Written instruction:
Reproduce verbatim the lines of the items below, from the first line of the items through the line containing "pin box 1: [44, 112, 78, 145]", with both ends included.

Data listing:
_ _ _ _ _

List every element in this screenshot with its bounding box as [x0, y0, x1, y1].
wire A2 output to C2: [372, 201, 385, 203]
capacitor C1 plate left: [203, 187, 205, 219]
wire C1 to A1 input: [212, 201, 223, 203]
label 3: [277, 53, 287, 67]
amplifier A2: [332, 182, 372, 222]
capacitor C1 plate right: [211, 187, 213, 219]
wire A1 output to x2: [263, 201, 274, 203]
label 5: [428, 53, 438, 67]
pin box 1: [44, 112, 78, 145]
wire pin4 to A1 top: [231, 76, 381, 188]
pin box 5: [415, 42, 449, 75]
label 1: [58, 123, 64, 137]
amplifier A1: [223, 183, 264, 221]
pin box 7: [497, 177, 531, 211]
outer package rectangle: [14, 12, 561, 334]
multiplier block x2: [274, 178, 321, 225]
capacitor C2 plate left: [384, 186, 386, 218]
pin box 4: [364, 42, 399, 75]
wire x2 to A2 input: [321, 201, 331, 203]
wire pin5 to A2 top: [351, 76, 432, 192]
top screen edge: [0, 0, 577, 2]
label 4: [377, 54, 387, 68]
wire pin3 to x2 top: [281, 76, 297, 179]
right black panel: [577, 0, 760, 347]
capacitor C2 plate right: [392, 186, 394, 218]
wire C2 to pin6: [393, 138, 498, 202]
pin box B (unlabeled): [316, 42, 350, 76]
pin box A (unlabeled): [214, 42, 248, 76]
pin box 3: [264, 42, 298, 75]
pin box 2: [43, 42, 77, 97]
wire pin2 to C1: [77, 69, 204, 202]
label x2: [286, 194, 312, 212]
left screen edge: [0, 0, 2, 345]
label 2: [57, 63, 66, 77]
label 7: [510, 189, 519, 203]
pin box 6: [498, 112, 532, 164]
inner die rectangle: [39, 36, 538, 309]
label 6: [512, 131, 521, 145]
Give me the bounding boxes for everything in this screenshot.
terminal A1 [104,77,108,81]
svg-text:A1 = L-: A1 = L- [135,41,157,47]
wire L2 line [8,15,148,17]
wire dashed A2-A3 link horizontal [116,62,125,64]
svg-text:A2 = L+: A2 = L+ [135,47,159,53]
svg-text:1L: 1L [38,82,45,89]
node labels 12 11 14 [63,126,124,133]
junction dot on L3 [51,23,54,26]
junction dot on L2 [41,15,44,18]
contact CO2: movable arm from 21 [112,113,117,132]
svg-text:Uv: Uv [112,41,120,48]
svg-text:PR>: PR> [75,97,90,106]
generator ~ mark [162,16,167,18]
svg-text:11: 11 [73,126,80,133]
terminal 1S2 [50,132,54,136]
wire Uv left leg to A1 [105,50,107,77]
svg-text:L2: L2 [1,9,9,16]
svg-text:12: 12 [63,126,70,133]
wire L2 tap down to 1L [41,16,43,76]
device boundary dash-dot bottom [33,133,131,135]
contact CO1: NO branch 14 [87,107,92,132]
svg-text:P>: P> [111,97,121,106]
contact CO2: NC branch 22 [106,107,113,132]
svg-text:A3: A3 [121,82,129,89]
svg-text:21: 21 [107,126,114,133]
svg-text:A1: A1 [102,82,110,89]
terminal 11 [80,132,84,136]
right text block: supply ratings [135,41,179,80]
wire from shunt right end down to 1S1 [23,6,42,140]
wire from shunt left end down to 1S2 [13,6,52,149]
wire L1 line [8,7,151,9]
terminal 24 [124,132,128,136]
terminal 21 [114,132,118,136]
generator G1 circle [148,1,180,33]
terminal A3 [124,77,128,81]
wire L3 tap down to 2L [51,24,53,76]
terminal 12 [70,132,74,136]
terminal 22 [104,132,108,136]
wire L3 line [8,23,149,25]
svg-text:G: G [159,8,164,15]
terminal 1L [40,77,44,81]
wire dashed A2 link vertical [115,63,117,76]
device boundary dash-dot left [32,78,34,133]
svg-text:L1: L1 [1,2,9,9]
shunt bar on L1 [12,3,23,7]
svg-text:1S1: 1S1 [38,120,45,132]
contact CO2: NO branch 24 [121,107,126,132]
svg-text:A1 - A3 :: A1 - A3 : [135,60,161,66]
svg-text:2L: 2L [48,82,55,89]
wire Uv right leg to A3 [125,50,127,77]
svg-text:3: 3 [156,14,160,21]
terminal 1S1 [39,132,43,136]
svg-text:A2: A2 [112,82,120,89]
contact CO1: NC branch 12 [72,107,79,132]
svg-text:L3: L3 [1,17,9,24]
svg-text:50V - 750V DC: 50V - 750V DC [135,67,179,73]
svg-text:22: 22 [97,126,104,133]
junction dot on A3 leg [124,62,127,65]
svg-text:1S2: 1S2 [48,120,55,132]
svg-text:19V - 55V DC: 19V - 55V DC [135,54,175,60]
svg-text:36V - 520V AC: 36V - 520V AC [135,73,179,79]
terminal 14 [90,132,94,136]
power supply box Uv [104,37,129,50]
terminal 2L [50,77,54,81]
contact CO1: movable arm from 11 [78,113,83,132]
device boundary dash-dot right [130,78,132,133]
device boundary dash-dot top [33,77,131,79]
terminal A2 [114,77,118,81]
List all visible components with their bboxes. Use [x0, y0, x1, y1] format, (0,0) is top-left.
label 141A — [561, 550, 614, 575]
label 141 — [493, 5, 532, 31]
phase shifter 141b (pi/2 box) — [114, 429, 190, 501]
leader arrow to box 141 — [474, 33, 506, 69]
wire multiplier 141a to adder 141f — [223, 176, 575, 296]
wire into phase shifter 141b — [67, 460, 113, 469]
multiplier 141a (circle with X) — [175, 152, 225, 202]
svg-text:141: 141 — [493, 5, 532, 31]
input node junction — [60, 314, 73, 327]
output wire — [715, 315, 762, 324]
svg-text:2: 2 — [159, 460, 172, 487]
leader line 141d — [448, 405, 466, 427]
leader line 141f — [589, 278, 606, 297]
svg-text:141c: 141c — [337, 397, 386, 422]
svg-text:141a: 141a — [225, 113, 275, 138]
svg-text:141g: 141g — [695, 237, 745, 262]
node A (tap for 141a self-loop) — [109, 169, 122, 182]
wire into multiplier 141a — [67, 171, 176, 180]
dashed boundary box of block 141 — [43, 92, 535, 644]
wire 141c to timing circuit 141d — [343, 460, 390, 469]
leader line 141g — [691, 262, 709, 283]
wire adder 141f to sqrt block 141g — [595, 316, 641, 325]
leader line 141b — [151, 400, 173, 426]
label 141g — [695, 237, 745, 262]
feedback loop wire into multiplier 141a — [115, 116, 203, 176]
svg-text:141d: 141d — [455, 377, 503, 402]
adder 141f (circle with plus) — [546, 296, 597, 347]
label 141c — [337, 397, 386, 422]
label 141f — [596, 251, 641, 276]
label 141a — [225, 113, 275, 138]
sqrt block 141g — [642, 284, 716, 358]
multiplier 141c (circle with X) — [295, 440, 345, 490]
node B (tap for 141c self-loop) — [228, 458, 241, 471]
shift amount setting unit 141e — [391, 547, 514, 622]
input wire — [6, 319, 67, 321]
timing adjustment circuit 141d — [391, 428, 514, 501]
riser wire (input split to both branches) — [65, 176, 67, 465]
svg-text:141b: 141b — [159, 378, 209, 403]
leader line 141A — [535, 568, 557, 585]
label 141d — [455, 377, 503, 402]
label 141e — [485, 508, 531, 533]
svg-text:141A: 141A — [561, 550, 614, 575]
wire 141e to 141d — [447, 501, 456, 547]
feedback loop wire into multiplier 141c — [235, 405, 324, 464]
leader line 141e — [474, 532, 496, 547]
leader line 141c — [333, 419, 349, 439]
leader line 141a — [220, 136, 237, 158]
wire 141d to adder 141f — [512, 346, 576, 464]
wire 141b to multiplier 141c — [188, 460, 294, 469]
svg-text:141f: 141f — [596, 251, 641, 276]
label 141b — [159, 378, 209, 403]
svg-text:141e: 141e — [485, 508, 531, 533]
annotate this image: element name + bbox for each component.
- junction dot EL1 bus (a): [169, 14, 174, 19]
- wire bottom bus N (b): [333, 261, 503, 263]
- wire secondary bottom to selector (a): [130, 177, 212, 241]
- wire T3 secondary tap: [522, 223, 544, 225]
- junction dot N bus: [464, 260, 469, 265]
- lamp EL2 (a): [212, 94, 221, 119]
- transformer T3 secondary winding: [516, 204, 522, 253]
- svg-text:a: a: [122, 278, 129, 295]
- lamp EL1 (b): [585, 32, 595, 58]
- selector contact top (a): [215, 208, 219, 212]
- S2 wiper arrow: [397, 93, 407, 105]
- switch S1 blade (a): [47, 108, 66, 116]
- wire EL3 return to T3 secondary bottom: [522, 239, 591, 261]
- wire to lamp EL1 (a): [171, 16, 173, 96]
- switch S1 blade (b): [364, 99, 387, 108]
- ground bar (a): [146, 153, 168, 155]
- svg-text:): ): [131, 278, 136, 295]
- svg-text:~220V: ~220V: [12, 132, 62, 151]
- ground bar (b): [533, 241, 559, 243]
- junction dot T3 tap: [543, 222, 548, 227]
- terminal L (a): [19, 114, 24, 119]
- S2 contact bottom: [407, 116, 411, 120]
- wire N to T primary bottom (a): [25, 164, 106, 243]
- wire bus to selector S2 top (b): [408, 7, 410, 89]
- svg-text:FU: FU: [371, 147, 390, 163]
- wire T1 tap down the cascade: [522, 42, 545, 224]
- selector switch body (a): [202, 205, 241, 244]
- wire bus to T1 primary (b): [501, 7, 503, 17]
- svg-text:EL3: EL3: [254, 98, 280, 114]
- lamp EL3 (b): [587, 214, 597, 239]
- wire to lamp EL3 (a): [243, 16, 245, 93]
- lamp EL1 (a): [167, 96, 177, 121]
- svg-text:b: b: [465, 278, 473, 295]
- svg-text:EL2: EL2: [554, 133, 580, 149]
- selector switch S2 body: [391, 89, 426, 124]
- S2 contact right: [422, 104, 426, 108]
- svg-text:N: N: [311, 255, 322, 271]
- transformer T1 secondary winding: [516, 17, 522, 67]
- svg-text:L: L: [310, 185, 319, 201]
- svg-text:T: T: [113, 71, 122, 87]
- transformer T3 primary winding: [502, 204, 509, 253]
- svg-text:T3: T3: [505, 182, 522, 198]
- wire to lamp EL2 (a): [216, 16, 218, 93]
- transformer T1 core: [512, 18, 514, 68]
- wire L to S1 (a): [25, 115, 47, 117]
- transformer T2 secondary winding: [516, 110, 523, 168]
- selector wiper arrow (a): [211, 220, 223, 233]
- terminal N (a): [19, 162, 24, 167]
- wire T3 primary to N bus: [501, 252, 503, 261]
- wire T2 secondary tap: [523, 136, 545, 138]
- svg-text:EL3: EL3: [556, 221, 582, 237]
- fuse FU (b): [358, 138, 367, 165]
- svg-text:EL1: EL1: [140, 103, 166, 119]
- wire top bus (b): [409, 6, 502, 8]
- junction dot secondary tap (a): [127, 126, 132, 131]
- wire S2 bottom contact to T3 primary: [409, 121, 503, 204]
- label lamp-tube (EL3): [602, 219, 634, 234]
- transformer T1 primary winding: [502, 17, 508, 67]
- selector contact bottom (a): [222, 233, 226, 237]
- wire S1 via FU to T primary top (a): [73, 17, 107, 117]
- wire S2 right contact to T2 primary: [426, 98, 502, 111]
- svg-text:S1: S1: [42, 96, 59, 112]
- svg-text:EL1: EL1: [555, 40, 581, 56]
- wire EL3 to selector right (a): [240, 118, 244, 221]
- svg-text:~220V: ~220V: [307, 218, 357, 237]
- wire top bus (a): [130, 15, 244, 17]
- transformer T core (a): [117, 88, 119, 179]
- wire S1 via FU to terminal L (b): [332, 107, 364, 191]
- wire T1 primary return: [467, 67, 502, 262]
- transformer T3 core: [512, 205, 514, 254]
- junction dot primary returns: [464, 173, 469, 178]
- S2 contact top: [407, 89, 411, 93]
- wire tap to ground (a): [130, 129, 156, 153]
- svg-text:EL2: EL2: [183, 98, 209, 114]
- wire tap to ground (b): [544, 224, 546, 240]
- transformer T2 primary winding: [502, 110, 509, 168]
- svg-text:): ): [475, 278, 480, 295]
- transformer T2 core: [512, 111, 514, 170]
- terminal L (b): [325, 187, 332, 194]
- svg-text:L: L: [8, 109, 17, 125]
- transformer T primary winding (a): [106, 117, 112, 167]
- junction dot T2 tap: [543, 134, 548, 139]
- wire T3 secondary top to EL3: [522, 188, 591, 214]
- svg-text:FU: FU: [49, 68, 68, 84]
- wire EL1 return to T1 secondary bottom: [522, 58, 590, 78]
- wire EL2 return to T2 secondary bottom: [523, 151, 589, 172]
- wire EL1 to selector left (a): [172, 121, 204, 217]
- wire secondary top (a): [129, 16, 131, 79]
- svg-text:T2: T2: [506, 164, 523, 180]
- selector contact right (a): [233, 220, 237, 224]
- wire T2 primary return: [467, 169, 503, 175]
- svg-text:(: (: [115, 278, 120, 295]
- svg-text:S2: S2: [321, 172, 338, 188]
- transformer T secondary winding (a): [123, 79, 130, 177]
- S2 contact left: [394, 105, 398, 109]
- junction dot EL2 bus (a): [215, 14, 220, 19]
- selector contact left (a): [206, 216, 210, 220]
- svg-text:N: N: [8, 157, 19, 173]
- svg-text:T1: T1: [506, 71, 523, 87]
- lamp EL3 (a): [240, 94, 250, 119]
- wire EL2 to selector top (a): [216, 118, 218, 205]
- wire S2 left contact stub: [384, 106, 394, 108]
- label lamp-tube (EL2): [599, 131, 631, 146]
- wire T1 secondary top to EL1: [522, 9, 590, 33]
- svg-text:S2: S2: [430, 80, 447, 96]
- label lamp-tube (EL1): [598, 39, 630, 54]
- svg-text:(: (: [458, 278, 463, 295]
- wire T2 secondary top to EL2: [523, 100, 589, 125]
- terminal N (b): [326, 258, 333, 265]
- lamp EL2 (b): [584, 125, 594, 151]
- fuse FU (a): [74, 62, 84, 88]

_ _ _ _ _

Exercise answer:
List every element in this screenshot with its bounding box as [x0, y0, x1, y1].
wire A2 output to C2: [372, 201, 385, 203]
capacitor C1 plate left: [203, 187, 205, 219]
wire C1 to A1 input: [212, 201, 223, 203]
label 3: [277, 53, 287, 67]
amplifier A2: [332, 182, 372, 222]
capacitor C1 plate right: [211, 187, 213, 219]
wire A1 output to x2: [263, 201, 274, 203]
label 5: [428, 53, 438, 67]
pin box 1: [44, 112, 78, 145]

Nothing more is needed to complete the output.